Challenge:
Transcribe the entries below exactly; leave every image out.

Supplied material:
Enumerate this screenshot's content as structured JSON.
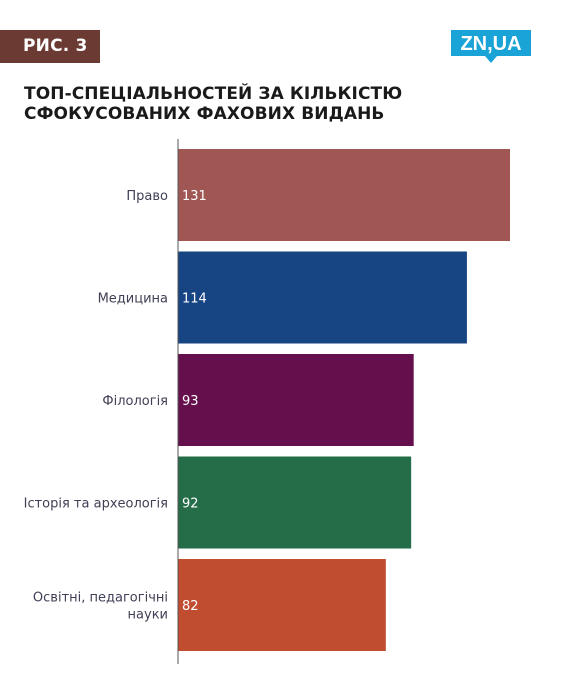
{
  "header": {
    "figure_label": "РИС. 3",
    "logo_text": "ZN,UA",
    "title_line1": "ТОП-СПЕЦІАЛЬНОСТЕЙ ЗА КІЛЬКІСТЮ",
    "title_line2": "СФОКУСОВАНИХ ФАХОВИХ ВИДАНЬ"
  },
  "colors": {
    "badge": "#6b3a33",
    "logo": "#1aa3d6",
    "axis": "#555555"
  },
  "chart_data": {
    "type": "bar",
    "orientation": "horizontal",
    "title": "ТОП-СПЕЦІАЛЬНОСТЕЙ ЗА КІЛЬКІСТЮ СФОКУСОВАНИХ ФАХОВИХ ВИДАНЬ",
    "categories": [
      [
        "Право"
      ],
      [
        "Медицина"
      ],
      [
        "Філологія"
      ],
      [
        "Історія та археологія"
      ],
      [
        "Освітні, педагогічні",
        "науки"
      ]
    ],
    "values": [
      131,
      114,
      93,
      92,
      82
    ],
    "value_labels": [
      "131",
      "114",
      "93",
      "92",
      "82"
    ],
    "bar_colors": [
      "#a05653",
      "#174583",
      "#660f4d",
      "#256d48",
      "#c04d2f"
    ],
    "xlim": [
      0,
      131
    ],
    "xlabel": "",
    "ylabel": "",
    "grid": false,
    "legend": "none"
  }
}
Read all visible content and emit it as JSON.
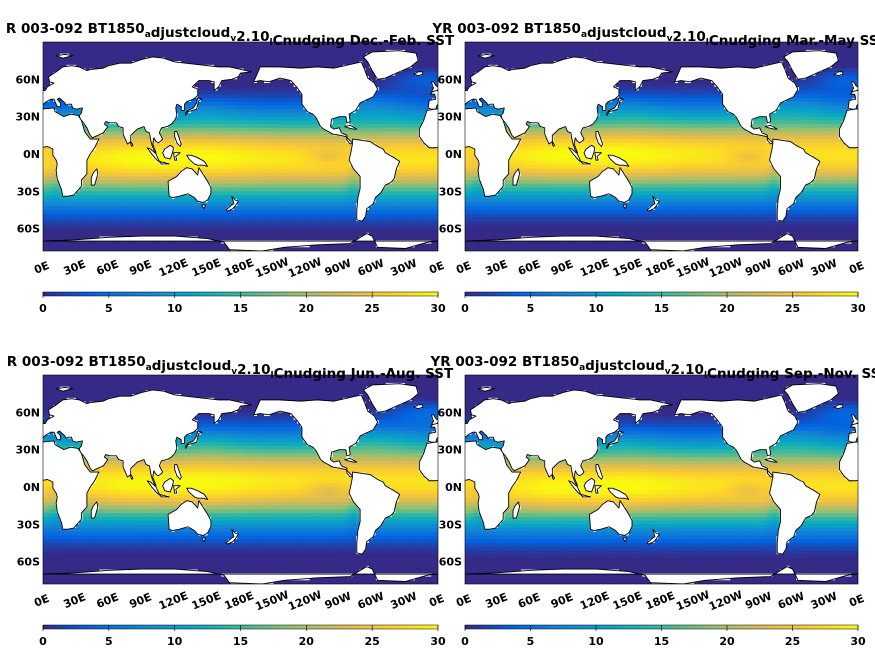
{
  "colormap": {
    "name": "parula",
    "stops": [
      "#352a87",
      "#0363e1",
      "#1485d4",
      "#06a7c6",
      "#38b99e",
      "#92bf73",
      "#d9ba56",
      "#fcce2e",
      "#f9fb0e"
    ]
  },
  "land_color": "#ffffff",
  "coast_color": "#000000",
  "lat_labels": [
    "60N",
    "30N",
    "0N",
    "30S",
    "60S"
  ],
  "lon_labels": [
    "0E",
    "30E",
    "60E",
    "90E",
    "120E",
    "150E",
    "180E",
    "150W",
    "120W",
    "90W",
    "60W",
    "30W",
    "0E"
  ],
  "colorbar_ticks": [
    "0",
    "5",
    "10",
    "15",
    "20",
    "25",
    "30"
  ],
  "colorbar_range": [
    0,
    30
  ],
  "panels": [
    {
      "title_pre": "R 003-092 BT1850",
      "title_sub1": "a",
      "title_mid": "djustcloud",
      "title_sub2": "v",
      "title_mid2": "2.10",
      "title_sub3": "l",
      "title_post": "Cnudging Dec.-Feb. SST",
      "season": "DJF"
    },
    {
      "title_pre": "YR 003-092 BT1850",
      "title_sub1": "a",
      "title_mid": "djustcloud",
      "title_sub2": "v",
      "title_mid2": "2.10",
      "title_sub3": "l",
      "title_post": "Cnudging Mar.-May SST",
      "season": "MAM"
    },
    {
      "title_pre": "R 003-092 BT1850",
      "title_sub1": "a",
      "title_mid": "djustcloud",
      "title_sub2": "v",
      "title_mid2": "2.10",
      "title_sub3": "l",
      "title_post": "Cnudging Jun.-Aug. SST",
      "season": "JJA"
    },
    {
      "title_pre": "YR 003-092 BT1850",
      "title_sub1": "a",
      "title_mid": "djustcloud",
      "title_sub2": "v",
      "title_mid2": "2.10",
      "title_sub3": "l",
      "title_post": "Cnudging Sep.-Nov. SST",
      "season": "SON"
    }
  ]
}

The answer:
Enumerate this screenshot's content as structured JSON.
{
  "header": {
    "figure_label": "РИС. 3",
    "logo_text": "ZN,UA",
    "title_line1": "ТОП-СПЕЦІАЛЬНОСТЕЙ ЗА КІЛЬКІСТЮ",
    "title_line2": "СФОКУСОВАНИХ ФАХОВИХ ВИДАНЬ"
  },
  "colors": {
    "badge": "#6b3a33",
    "logo": "#1aa3d6",
    "axis": "#555555"
  },
  "chart_data": {
    "type": "bar",
    "orientation": "horizontal",
    "title": "ТОП-СПЕЦІАЛЬНОСТЕЙ ЗА КІЛЬКІСТЮ СФОКУСОВАНИХ ФАХОВИХ ВИДАНЬ",
    "categories": [
      [
        "Право"
      ],
      [
        "Медицина"
      ],
      [
        "Філологія"
      ],
      [
        "Історія та археологія"
      ],
      [
        "Освітні, педагогічні",
        "науки"
      ]
    ],
    "values": [
      131,
      114,
      93,
      92,
      82
    ],
    "value_labels": [
      "131",
      "114",
      "93",
      "92",
      "82"
    ],
    "bar_colors": [
      "#a05653",
      "#174583",
      "#660f4d",
      "#256d48",
      "#c04d2f"
    ],
    "xlim": [
      0,
      131
    ],
    "xlabel": "",
    "ylabel": "",
    "grid": false,
    "legend": "none"
  }
}
Read all visible content and emit it as JSON.
{
  "colormap": {
    "name": "parula",
    "stops": [
      "#352a87",
      "#0363e1",
      "#1485d4",
      "#06a7c6",
      "#38b99e",
      "#92bf73",
      "#d9ba56",
      "#fcce2e",
      "#f9fb0e"
    ]
  },
  "land_color": "#ffffff",
  "coast_color": "#000000",
  "lat_labels": [
    "60N",
    "30N",
    "0N",
    "30S",
    "60S"
  ],
  "lon_labels": [
    "0E",
    "30E",
    "60E",
    "90E",
    "120E",
    "150E",
    "180E",
    "150W",
    "120W",
    "90W",
    "60W",
    "30W",
    "0E"
  ],
  "colorbar_ticks": [
    "0",
    "5",
    "10",
    "15",
    "20",
    "25",
    "30"
  ],
  "colorbar_range": [
    0,
    30
  ],
  "panels": [
    {
      "title_pre": "R 003-092 BT1850",
      "title_sub1": "a",
      "title_mid": "djustcloud",
      "title_sub2": "v",
      "title_mid2": "2.10",
      "title_sub3": "l",
      "title_post": "Cnudging Dec.-Feb. SST",
      "season": "DJF"
    },
    {
      "title_pre": "YR 003-092 BT1850",
      "title_sub1": "a",
      "title_mid": "djustcloud",
      "title_sub2": "v",
      "title_mid2": "2.10",
      "title_sub3": "l",
      "title_post": "Cnudging Mar.-May SST",
      "season": "MAM"
    },
    {
      "title_pre": "R 003-092 BT1850",
      "title_sub1": "a",
      "title_mid": "djustcloud",
      "title_sub2": "v",
      "title_mid2": "2.10",
      "title_sub3": "l",
      "title_post": "Cnudging Jun.-Aug. SST",
      "season": "JJA"
    },
    {
      "title_pre": "YR 003-092 BT1850",
      "title_sub1": "a",
      "title_mid": "djustcloud",
      "title_sub2": "v",
      "title_mid2": "2.10",
      "title_sub3": "l",
      "title_post": "Cnudging Sep.-Nov. SST",
      "season": "SON"
    }
  ]
}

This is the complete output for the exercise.